- [Objective]:
Copy all of the following lines exactly, keeping every character unchanged.

Element and box listings:
—————
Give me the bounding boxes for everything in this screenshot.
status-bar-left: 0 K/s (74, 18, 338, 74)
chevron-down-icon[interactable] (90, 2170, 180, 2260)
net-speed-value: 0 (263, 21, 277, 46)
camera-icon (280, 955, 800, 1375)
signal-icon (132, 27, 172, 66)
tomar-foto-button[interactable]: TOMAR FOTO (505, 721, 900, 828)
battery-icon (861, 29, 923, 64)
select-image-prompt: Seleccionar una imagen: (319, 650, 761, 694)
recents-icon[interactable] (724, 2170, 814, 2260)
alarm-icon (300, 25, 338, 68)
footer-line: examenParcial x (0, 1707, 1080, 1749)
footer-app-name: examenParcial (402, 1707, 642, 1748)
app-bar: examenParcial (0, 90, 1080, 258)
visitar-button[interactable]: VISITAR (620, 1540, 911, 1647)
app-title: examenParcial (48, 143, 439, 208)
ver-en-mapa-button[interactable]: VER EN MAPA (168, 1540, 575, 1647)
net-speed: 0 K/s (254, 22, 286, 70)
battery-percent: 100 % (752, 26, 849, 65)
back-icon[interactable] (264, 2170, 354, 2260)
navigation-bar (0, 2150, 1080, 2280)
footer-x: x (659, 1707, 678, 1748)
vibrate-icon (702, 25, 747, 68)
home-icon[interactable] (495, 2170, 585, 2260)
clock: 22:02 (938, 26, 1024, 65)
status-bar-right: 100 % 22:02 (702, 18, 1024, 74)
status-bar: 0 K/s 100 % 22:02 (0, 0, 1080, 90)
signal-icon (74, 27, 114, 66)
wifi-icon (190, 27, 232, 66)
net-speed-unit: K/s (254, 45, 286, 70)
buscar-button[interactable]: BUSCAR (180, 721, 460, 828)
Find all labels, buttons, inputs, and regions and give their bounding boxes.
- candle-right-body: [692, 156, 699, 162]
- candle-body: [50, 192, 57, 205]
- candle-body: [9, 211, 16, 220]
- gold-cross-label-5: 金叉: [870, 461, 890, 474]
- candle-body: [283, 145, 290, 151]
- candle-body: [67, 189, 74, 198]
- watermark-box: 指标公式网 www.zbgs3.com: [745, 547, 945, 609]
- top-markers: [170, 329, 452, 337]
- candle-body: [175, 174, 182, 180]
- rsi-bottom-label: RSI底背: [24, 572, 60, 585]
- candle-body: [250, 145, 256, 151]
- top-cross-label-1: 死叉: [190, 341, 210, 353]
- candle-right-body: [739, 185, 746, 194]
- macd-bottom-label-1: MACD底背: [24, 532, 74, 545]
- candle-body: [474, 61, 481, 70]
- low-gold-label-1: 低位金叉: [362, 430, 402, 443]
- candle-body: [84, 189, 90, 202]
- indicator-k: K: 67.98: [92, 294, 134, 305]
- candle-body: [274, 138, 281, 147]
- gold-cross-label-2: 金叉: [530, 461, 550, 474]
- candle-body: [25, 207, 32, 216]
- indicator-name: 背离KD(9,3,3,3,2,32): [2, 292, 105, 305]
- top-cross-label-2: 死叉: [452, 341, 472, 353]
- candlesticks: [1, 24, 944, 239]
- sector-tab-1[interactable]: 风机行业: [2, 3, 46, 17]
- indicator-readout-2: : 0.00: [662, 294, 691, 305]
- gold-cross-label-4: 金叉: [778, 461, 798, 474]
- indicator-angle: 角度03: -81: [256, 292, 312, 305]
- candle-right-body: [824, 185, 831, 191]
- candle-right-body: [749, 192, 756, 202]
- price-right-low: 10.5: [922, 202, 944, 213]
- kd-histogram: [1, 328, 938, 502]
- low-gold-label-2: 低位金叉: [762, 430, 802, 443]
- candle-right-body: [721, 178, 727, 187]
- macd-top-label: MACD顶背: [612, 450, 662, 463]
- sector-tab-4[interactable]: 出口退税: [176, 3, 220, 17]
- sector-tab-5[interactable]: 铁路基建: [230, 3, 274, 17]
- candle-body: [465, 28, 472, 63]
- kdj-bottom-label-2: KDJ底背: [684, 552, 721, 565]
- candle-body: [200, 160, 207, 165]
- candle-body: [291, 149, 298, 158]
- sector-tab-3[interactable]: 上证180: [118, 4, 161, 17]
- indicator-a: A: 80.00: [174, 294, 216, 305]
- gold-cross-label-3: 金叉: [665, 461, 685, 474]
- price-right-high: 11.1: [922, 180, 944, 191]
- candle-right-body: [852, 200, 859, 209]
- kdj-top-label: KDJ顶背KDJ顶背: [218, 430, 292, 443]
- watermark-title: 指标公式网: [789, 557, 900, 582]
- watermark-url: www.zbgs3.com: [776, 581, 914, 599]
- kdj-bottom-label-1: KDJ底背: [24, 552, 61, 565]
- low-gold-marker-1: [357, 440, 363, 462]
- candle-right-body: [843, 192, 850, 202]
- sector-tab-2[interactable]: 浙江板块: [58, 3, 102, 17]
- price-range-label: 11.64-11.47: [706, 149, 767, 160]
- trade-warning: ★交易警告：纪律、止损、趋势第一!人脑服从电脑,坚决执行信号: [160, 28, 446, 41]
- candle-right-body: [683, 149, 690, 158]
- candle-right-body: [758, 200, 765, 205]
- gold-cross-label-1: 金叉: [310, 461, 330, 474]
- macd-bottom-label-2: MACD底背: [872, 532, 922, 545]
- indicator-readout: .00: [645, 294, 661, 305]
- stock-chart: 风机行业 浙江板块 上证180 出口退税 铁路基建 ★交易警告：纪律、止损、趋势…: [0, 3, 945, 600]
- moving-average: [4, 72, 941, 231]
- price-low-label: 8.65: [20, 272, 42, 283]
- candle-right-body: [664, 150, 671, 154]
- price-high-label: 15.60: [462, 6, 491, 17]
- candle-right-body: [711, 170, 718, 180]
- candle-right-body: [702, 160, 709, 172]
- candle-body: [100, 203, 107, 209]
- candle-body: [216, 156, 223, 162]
—————
- [Result for this exercise]:
Give me the bounding boxes for everything in this screenshot.
status-bar-left: 0 K/s (74, 18, 338, 74)
chevron-down-icon[interactable] (90, 2170, 180, 2260)
net-speed-value: 0 (263, 21, 277, 46)
camera-icon (280, 955, 800, 1375)
signal-icon (132, 27, 172, 66)
tomar-foto-button[interactable]: TOMAR FOTO (505, 721, 900, 828)
battery-icon (861, 29, 923, 64)
select-image-prompt: Seleccionar una imagen: (319, 650, 761, 694)
recents-icon[interactable] (724, 2170, 814, 2260)
alarm-icon (300, 25, 338, 68)
footer-line: examenParcial x (0, 1707, 1080, 1749)
footer-app-name: examenParcial (402, 1707, 642, 1748)
app-bar: examenParcial (0, 90, 1080, 258)
visitar-button[interactable]: VISITAR (620, 1540, 911, 1647)
app-title: examenParcial (48, 143, 439, 208)
ver-en-mapa-button[interactable]: VER EN MAPA (168, 1540, 575, 1647)
net-speed: 0 K/s (254, 22, 286, 70)
battery-percent: 100 % (752, 26, 849, 65)
back-icon[interactable] (264, 2170, 354, 2260)
navigation-bar (0, 2150, 1080, 2280)
footer-x: x (659, 1707, 678, 1748)
vibrate-icon (702, 25, 747, 68)
home-icon[interactable] (495, 2170, 585, 2260)
clock: 22:02 (938, 26, 1024, 65)
status-bar-right: 100 % 22:02 (702, 18, 1024, 74)
status-bar: 0 K/s 100 % 22:02 (0, 0, 1080, 90)
signal-icon (74, 27, 114, 66)
wifi-icon (190, 27, 232, 66)
net-speed-unit: K/s (254, 45, 286, 70)
buscar-button[interactable]: BUSCAR (180, 721, 460, 828)
Find all labels, buttons, inputs, and regions and give their bounding boxes.
- candle-right-body: [692, 156, 699, 162]
- candle-body: [50, 192, 57, 205]
- candle-body: [9, 211, 16, 220]
- gold-cross-label-5: 金叉: [870, 461, 890, 474]
- candle-body: [283, 145, 290, 151]
- candle-body: [67, 189, 74, 198]
- watermark-box: 指标公式网 www.zbgs3.com: [745, 547, 945, 609]
- top-markers: [170, 329, 452, 337]
- candle-body: [175, 174, 182, 180]
- rsi-bottom-label: RSI底背: [24, 572, 60, 585]
- candle-body: [250, 145, 256, 151]
- top-cross-label-1: 死叉: [190, 341, 210, 353]
- candle-right-body: [739, 185, 746, 194]
- macd-bottom-label-1: MACD底背: [24, 532, 74, 545]
- candle-body: [474, 61, 481, 70]
- low-gold-label-1: 低位金叉: [362, 430, 402, 443]
- candle-body: [84, 189, 90, 202]
- indicator-k: K: 67.98: [92, 294, 134, 305]
- candle-body: [274, 138, 281, 147]
- gold-cross-label-2: 金叉: [530, 461, 550, 474]
- candle-body: [25, 207, 32, 216]
- indicator-name: 背离KD(9,3,3,3,2,32): [2, 292, 105, 305]
- top-cross-label-2: 死叉: [452, 341, 472, 353]
- candlesticks: [1, 24, 944, 239]
- sector-tab-1[interactable]: 风机行业: [2, 3, 46, 17]
- indicator-readout-2: : 0.00: [662, 294, 691, 305]
- gold-cross-label-4: 金叉: [778, 461, 798, 474]
- indicator-angle: 角度03: -81: [256, 292, 312, 305]
- candle-right-body: [824, 185, 831, 191]
- candle-right-body: [749, 192, 756, 202]
- price-right-low: 10.5: [922, 202, 944, 213]
- kd-histogram: [1, 328, 938, 502]
- low-gold-label-2: 低位金叉: [762, 430, 802, 443]
- candle-right-body: [721, 178, 727, 187]
- macd-top-label: MACD顶背: [612, 450, 662, 463]
- sector-tab-4[interactable]: 出口退税: [176, 3, 220, 17]
- sector-tab-5[interactable]: 铁路基建: [230, 3, 274, 17]
- candle-body: [465, 28, 472, 63]
- kdj-bottom-label-2: KDJ底背: [684, 552, 721, 565]
- candle-body: [200, 160, 207, 165]
- candle-body: [291, 149, 298, 158]
- sector-tab-3[interactable]: 上证180: [118, 4, 161, 17]
- indicator-a: A: 80.00: [174, 294, 216, 305]
- gold-cross-label-3: 金叉: [665, 461, 685, 474]
- price-right-high: 11.1: [922, 180, 944, 191]
- candle-right-body: [852, 200, 859, 209]
- kdj-top-label: KDJ顶背KDJ顶背: [218, 430, 292, 443]
- watermark-title: 指标公式网: [789, 557, 900, 582]
- watermark-url: www.zbgs3.com: [776, 581, 914, 599]
- kdj-bottom-label-1: KDJ底背: [24, 552, 61, 565]
- low-gold-marker-1: [357, 440, 363, 462]
- candle-right-body: [843, 192, 850, 202]
- sector-tab-2[interactable]: 浙江板块: [58, 3, 102, 17]
- price-range-label: 11.64-11.47: [706, 149, 767, 160]
- trade-warning: ★交易警告：纪律、止损、趋势第一!人脑服从电脑,坚决执行信号: [160, 28, 446, 41]
- candle-right-body: [683, 149, 690, 158]
- candle-right-body: [758, 200, 765, 205]
- gold-cross-label-1: 金叉: [310, 461, 330, 474]
- macd-bottom-label-2: MACD底背: [872, 532, 922, 545]
- indicator-readout: .00: [645, 294, 661, 305]
- stock-chart: 风机行业 浙江板块 上证180 出口退税 铁路基建 ★交易警告：纪律、止损、趋势…: [0, 3, 945, 600]
- moving-average: [4, 72, 941, 231]
- price-low-label: 8.65: [20, 272, 42, 283]
- candle-right-body: [664, 150, 671, 154]
- price-high-label: 15.60: [462, 6, 491, 17]
- candle-right-body: [711, 170, 718, 180]
- candle-right-body: [702, 160, 709, 172]
- candle-body: [100, 203, 107, 209]
- candle-body: [216, 156, 223, 162]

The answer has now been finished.